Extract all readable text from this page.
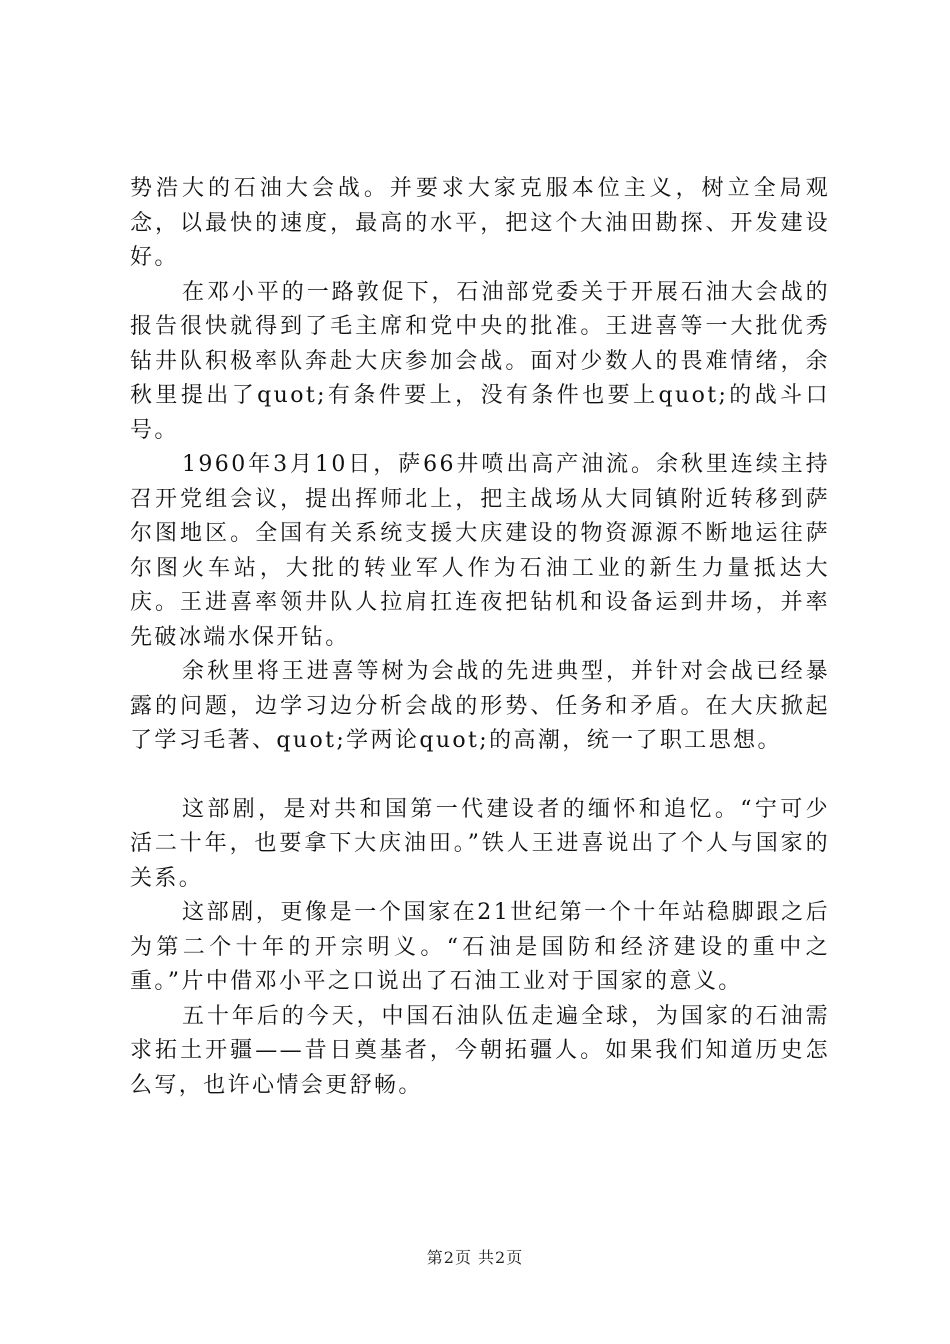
势浩大的石油大会战。并要求大家克服本位主义，树立全局观念，以最快的速度，最高的水平，把这个大油田勘探、开发建设好。

在邓小平的一路敦促下，石油部党委关于开展石油大会战的报告很快就得到了毛主席和党中央的批准。王进喜等一大批优秀钻井队积极率队奔赴大庆参加会战。面对少数人的畏难情绪，余秋里提出了quot;有条件要上，没有条件也要上quot;的战斗口号。

1960年3月10日，萨66井喷出高产油流。余秋里连续主持召开党组会议，提出挥师北上，把主战场从大同镇附近转移到萨尔图地区。全国有关系统支援大庆建设的物资源源不断地运往萨尔图火车站，大批的转业军人作为石油工业的新生力量抵达大庆。王进喜率领井队人拉肩扛连夜把钻机和设备运到井场，并率先破冰端水保开钻。

余秋里将王进喜等树为会战的先进典型，并针对会战已经暴露的问题，边学习边分析会战的形势、任务和矛盾。在大庆掀起了学习毛著、quot;学两论quot;的高潮，统一了职工思想。

这部剧，是对共和国第一代建设者的缅怀和追忆。“宁可少活二十年，也要拿下大庆油田。”铁人王进喜说出了个人与国家的关系。

这部剧，更像是一个国家在21世纪第一个十年站稳脚跟之后为第二个十年的开宗明义。“石油是国防和经济建设的重中之重。”片中借邓小平之口说出了石油工业对于国家的意义。

五十年后的今天，中国石油队伍走遍全球，为国家的石油需求拓土开疆——昔日奠基者，今朝拓疆人。如果我们知道历史怎么写，也许心情会更舒畅。

第2页 共2页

→ **WHAT IS REQUIRED**
Give an exact copy of the material, leaving out every picture.

→ **EXPECTED ANSWER**
Extract all readable text from this page.
势浩大的石油大会战。并要求大家克服本位主义，树立全局观念，以最快的速度，最高的水平，把这个大油田勘探、开发建设好。

在邓小平的一路敦促下，石油部党委关于开展石油大会战的报告很快就得到了毛主席和党中央的批准。王进喜等一大批优秀钻井队积极率队奔赴大庆参加会战。面对少数人的畏难情绪，余秋里提出了quot;有条件要上，没有条件也要上quot;的战斗口号。

1960年3月10日，萨66井喷出高产油流。余秋里连续主持召开党组会议，提出挥师北上，把主战场从大同镇附近转移到萨尔图地区。全国有关系统支援大庆建设的物资源源不断地运往萨尔图火车站，大批的转业军人作为石油工业的新生力量抵达大庆。王进喜率领井队人拉肩扛连夜把钻机和设备运到井场，并率先破冰端水保开钻。

余秋里将王进喜等树为会战的先进典型，并针对会战已经暴露的问题，边学习边分析会战的形势、任务和矛盾。在大庆掀起了学习毛著、quot;学两论quot;的高潮，统一了职工思想。

这部剧，是对共和国第一代建设者的缅怀和追忆。“宁可少活二十年，也要拿下大庆油田。”铁人王进喜说出了个人与国家的关系。

这部剧，更像是一个国家在21世纪第一个十年站稳脚跟之后为第二个十年的开宗明义。“石油是国防和经济建设的重中之重。”片中借邓小平之口说出了石油工业对于国家的意义。

五十年后的今天，中国石油队伍走遍全球，为国家的石油需求拓土开疆——昔日奠基者，今朝拓疆人。如果我们知道历史怎么写，也许心情会更舒畅。

第2页 共2页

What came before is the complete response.